● **Short task**: Extract every line that contains the word "Sean".

Dataset records
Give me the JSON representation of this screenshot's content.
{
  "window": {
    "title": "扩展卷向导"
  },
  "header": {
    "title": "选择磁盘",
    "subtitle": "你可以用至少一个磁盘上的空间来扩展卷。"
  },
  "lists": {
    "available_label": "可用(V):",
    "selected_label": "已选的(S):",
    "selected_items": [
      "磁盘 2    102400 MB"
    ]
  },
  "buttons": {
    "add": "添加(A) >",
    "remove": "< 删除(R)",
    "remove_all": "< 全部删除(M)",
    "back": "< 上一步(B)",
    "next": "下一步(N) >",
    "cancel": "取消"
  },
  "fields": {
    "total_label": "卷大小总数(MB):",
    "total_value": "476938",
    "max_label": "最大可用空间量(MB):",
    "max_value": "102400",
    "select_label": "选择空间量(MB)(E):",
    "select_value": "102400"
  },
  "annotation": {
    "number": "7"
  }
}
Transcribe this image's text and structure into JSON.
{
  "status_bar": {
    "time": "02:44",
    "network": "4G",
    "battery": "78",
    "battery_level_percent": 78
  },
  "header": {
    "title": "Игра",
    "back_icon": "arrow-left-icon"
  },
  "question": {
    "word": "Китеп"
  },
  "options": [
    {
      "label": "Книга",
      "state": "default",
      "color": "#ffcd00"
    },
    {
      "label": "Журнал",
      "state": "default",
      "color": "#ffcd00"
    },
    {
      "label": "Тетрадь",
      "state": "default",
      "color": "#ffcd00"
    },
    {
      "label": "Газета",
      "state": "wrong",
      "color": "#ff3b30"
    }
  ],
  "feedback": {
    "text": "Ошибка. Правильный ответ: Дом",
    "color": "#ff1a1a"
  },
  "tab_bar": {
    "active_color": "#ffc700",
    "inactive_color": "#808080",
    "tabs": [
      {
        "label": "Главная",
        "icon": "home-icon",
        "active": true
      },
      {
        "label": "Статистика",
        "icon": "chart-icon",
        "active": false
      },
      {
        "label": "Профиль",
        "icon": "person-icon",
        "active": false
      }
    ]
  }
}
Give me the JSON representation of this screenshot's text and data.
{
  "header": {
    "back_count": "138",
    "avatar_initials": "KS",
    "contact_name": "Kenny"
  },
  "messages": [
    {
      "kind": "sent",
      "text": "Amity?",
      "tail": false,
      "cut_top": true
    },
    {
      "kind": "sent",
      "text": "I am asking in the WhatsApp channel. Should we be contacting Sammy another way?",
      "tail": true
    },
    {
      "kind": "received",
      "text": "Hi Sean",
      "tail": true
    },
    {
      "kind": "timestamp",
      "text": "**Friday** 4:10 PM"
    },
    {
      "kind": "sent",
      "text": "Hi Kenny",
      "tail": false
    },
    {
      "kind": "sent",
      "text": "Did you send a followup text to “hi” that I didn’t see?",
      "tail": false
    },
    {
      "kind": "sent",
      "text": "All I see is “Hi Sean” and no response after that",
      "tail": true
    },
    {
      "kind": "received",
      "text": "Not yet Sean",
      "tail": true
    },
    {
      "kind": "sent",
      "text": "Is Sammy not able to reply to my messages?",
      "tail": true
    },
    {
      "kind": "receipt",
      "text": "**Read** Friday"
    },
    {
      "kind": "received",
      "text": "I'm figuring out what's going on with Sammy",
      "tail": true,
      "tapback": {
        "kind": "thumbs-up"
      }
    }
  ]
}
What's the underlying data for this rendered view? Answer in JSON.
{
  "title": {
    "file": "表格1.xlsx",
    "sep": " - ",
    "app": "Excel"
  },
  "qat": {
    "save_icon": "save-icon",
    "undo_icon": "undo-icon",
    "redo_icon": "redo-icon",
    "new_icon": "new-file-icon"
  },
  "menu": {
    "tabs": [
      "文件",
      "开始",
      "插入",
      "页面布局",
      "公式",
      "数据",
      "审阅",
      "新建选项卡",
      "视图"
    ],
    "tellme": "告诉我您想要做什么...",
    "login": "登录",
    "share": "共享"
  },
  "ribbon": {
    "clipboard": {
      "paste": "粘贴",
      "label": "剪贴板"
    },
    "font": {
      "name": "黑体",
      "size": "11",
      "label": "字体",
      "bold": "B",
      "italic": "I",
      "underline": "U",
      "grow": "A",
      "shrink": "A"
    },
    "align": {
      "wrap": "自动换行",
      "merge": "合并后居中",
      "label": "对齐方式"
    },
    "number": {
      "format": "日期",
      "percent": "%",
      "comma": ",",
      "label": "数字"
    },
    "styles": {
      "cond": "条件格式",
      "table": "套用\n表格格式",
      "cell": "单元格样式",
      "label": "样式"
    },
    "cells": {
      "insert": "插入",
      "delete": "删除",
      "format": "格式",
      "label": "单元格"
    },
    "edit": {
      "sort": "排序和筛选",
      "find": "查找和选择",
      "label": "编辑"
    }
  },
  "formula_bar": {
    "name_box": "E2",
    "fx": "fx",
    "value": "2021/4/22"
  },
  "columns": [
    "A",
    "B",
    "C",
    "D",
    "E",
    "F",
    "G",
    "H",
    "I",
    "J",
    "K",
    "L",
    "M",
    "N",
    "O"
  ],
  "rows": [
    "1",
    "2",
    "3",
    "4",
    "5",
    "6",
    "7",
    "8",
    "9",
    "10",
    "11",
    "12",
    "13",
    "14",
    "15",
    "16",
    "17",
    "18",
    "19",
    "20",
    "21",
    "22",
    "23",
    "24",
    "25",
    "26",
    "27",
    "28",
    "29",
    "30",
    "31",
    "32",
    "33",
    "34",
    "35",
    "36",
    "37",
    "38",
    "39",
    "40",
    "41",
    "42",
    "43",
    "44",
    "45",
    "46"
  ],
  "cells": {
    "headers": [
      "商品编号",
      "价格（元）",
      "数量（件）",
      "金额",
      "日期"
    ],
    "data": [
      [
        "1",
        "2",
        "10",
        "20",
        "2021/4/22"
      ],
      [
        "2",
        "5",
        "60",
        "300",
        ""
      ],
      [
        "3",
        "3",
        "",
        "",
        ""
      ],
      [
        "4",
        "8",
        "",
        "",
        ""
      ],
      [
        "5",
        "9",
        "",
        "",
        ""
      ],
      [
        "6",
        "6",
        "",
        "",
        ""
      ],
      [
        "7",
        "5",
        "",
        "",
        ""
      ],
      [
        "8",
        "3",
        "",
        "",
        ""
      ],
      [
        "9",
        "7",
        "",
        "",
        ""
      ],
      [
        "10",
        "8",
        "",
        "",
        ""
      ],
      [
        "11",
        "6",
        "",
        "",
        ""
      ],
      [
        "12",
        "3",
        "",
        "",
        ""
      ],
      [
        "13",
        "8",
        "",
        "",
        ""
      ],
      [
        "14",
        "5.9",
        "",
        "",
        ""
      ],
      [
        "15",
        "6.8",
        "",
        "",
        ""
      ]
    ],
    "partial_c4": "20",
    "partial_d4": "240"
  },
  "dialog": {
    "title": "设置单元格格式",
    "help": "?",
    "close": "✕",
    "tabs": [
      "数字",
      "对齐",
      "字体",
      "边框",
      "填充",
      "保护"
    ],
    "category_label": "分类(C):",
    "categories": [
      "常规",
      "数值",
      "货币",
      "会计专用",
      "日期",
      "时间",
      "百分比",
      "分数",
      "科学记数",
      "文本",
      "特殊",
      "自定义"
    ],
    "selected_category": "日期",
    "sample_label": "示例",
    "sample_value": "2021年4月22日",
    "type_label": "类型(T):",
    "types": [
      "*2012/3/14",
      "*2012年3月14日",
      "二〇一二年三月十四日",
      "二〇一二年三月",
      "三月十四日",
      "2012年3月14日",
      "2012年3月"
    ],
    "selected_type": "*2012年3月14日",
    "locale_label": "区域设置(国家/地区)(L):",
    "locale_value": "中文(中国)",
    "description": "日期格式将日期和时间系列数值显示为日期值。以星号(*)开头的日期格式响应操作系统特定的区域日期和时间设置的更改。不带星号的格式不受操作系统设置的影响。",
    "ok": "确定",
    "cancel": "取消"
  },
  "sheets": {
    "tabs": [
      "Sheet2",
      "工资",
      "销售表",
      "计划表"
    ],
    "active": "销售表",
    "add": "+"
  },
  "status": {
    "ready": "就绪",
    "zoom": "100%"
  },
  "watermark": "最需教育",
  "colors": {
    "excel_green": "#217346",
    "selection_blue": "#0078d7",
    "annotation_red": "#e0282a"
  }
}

● **Correct output**:
      "text": "Hi Sean",
      "text": "All I see is “Hi Sean” and no response after that",
      "text": "Not yet Sean",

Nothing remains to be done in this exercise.